→ What is being asked
Write the material out again, line by line, exactly as it is.

[Items from a dataset]
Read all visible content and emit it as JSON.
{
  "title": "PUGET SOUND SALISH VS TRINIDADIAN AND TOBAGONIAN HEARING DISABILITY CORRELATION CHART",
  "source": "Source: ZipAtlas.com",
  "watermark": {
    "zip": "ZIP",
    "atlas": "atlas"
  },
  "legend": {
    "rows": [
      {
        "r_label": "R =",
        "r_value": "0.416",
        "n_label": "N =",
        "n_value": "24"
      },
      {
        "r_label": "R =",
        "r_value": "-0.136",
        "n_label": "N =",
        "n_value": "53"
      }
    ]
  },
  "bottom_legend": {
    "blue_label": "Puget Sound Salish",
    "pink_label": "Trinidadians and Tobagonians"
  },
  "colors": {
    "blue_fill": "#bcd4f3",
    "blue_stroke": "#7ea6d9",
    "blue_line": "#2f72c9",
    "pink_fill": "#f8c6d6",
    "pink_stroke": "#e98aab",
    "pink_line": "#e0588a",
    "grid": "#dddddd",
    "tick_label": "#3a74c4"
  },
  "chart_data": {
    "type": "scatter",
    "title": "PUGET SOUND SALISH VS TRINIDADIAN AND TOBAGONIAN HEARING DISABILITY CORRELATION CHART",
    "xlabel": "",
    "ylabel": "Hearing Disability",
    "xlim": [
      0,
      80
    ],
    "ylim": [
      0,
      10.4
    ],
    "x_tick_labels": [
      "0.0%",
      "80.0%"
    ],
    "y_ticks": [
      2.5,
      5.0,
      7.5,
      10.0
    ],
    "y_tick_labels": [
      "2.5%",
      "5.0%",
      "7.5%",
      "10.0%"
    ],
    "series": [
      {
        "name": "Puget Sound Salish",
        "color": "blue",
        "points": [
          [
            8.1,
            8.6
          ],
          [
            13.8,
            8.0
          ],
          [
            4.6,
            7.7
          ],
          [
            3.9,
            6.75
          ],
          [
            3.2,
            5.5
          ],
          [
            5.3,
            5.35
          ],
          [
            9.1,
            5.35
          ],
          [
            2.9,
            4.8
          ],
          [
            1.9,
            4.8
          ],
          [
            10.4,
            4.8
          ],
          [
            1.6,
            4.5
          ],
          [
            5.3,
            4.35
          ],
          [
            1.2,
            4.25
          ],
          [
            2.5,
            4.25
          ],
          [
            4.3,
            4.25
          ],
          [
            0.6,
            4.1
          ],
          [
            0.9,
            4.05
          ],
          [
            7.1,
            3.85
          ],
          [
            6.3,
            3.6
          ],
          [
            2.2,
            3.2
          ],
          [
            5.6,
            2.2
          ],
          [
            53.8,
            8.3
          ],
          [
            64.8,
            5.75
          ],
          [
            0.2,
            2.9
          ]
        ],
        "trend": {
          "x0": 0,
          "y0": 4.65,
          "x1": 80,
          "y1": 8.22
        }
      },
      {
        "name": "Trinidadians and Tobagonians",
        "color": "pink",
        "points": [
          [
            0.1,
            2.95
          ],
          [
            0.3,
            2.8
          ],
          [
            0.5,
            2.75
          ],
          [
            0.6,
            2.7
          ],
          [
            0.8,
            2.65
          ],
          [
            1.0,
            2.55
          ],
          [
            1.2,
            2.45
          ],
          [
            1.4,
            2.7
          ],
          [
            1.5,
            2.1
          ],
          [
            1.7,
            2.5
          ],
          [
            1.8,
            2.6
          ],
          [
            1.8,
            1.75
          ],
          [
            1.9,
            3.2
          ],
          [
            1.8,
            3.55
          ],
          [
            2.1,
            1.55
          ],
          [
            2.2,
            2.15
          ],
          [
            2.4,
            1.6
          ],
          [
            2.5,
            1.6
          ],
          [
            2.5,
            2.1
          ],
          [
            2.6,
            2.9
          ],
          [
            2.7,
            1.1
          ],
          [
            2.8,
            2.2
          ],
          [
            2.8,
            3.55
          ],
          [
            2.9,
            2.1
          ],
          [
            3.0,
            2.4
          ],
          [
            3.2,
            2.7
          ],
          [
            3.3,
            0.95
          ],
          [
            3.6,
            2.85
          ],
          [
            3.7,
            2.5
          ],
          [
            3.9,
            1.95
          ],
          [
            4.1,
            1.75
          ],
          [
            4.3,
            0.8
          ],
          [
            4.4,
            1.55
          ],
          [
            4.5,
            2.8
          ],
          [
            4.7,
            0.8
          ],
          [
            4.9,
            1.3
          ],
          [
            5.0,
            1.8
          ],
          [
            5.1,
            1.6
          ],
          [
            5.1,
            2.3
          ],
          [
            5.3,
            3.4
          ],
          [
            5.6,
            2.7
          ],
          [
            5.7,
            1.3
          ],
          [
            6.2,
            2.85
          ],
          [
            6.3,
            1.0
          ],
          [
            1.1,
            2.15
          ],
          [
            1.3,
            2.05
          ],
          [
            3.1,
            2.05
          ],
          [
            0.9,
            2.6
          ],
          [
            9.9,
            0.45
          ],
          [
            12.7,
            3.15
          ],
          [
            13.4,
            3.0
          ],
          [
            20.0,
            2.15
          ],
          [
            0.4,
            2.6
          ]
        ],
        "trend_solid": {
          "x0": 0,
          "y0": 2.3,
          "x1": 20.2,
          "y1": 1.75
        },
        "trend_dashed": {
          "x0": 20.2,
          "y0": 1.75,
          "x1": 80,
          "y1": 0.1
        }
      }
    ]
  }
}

→ Reply to the task
Read all visible content and emit it as JSON.
{
  "title": "PUGET SOUND SALISH VS TRINIDADIAN AND TOBAGONIAN HEARING DISABILITY CORRELATION CHART",
  "source": "Source: ZipAtlas.com",
  "watermark": {
    "zip": "ZIP",
    "atlas": "atlas"
  },
  "legend": {
    "rows": [
      {
        "r_label": "R =",
        "r_value": "0.416",
        "n_label": "N =",
        "n_value": "24"
      },
      {
        "r_label": "R =",
        "r_value": "-0.136",
        "n_label": "N =",
        "n_value": "53"
      }
    ]
  },
  "bottom_legend": {
    "blue_label": "Puget Sound Salish",
    "pink_label": "Trinidadians and Tobagonians"
  },
  "colors": {
    "blue_fill": "#bcd4f3",
    "blue_stroke": "#7ea6d9",
    "blue_line": "#2f72c9",
    "pink_fill": "#f8c6d6",
    "pink_stroke": "#e98aab",
    "pink_line": "#e0588a",
    "grid": "#dddddd",
    "tick_label": "#3a74c4"
  },
  "chart_data": {
    "type": "scatter",
    "title": "PUGET SOUND SALISH VS TRINIDADIAN AND TOBAGONIAN HEARING DISABILITY CORRELATION CHART",
    "xlabel": "",
    "ylabel": "Hearing Disability",
    "xlim": [
      0,
      80
    ],
    "ylim": [
      0,
      10.4
    ],
    "x_tick_labels": [
      "0.0%",
      "80.0%"
    ],
    "y_ticks": [
      2.5,
      5.0,
      7.5,
      10.0
    ],
    "y_tick_labels": [
      "2.5%",
      "5.0%",
      "7.5%",
      "10.0%"
    ],
    "series": [
      {
        "name": "Puget Sound Salish",
        "color": "blue",
        "points": [
          [
            8.1,
            8.6
          ],
          [
            13.8,
            8.0
          ],
          [
            4.6,
            7.7
          ],
          [
            3.9,
            6.75
          ],
          [
            3.2,
            5.5
          ],
          [
            5.3,
            5.35
          ],
          [
            9.1,
            5.35
          ],
          [
            2.9,
            4.8
          ],
          [
            1.9,
            4.8
          ],
          [
            10.4,
            4.8
          ],
          [
            1.6,
            4.5
          ],
          [
            5.3,
            4.35
          ],
          [
            1.2,
            4.25
          ],
          [
            2.5,
            4.25
          ],
          [
            4.3,
            4.25
          ],
          [
            0.6,
            4.1
          ],
          [
            0.9,
            4.05
          ],
          [
            7.1,
            3.85
          ],
          [
            6.3,
            3.6
          ],
          [
            2.2,
            3.2
          ],
          [
            5.6,
            2.2
          ],
          [
            53.8,
            8.3
          ],
          [
            64.8,
            5.75
          ],
          [
            0.2,
            2.9
          ]
        ],
        "trend": {
          "x0": 0,
          "y0": 4.65,
          "x1": 80,
          "y1": 8.22
        }
      },
      {
        "name": "Trinidadians and Tobagonians",
        "color": "pink",
        "points": [
          [
            0.1,
            2.95
          ],
          [
            0.3,
            2.8
          ],
          [
            0.5,
            2.75
          ],
          [
            0.6,
            2.7
          ],
          [
            0.8,
            2.65
          ],
          [
            1.0,
            2.55
          ],
          [
            1.2,
            2.45
          ],
          [
            1.4,
            2.7
          ],
          [
            1.5,
            2.1
          ],
          [
            1.7,
            2.5
          ],
          [
            1.8,
            2.6
          ],
          [
            1.8,
            1.75
          ],
          [
            1.9,
            3.2
          ],
          [
            1.8,
            3.55
          ],
          [
            2.1,
            1.55
          ],
          [
            2.2,
            2.15
          ],
          [
            2.4,
            1.6
          ],
          [
            2.5,
            1.6
          ],
          [
            2.5,
            2.1
          ],
          [
            2.6,
            2.9
          ],
          [
            2.7,
            1.1
          ],
          [
            2.8,
            2.2
          ],
          [
            2.8,
            3.55
          ],
          [
            2.9,
            2.1
          ],
          [
            3.0,
            2.4
          ],
          [
            3.2,
            2.7
          ],
          [
            3.3,
            0.95
          ],
          [
            3.6,
            2.85
          ],
          [
            3.7,
            2.5
          ],
          [
            3.9,
            1.95
          ],
          [
            4.1,
            1.75
          ],
          [
            4.3,
            0.8
          ],
          [
            4.4,
            1.55
          ],
          [
            4.5,
            2.8
          ],
          [
            4.7,
            0.8
          ],
          [
            4.9,
            1.3
          ],
          [
            5.0,
            1.8
          ],
          [
            5.1,
            1.6
          ],
          [
            5.1,
            2.3
          ],
          [
            5.3,
            3.4
          ],
          [
            5.6,
            2.7
          ],
          [
            5.7,
            1.3
          ],
          [
            6.2,
            2.85
          ],
          [
            6.3,
            1.0
          ],
          [
            1.1,
            2.15
          ],
          [
            1.3,
            2.05
          ],
          [
            3.1,
            2.05
          ],
          [
            0.9,
            2.6
          ],
          [
            9.9,
            0.45
          ],
          [
            12.7,
            3.15
          ],
          [
            13.4,
            3.0
          ],
          [
            20.0,
            2.15
          ],
          [
            0.4,
            2.6
          ]
        ],
        "trend_solid": {
          "x0": 0,
          "y0": 2.3,
          "x1": 20.2,
          "y1": 1.75
        },
        "trend_dashed": {
          "x0": 20.2,
          "y0": 1.75,
          "x1": 80,
          "y1": 0.1
        }
      }
    ]
  }
}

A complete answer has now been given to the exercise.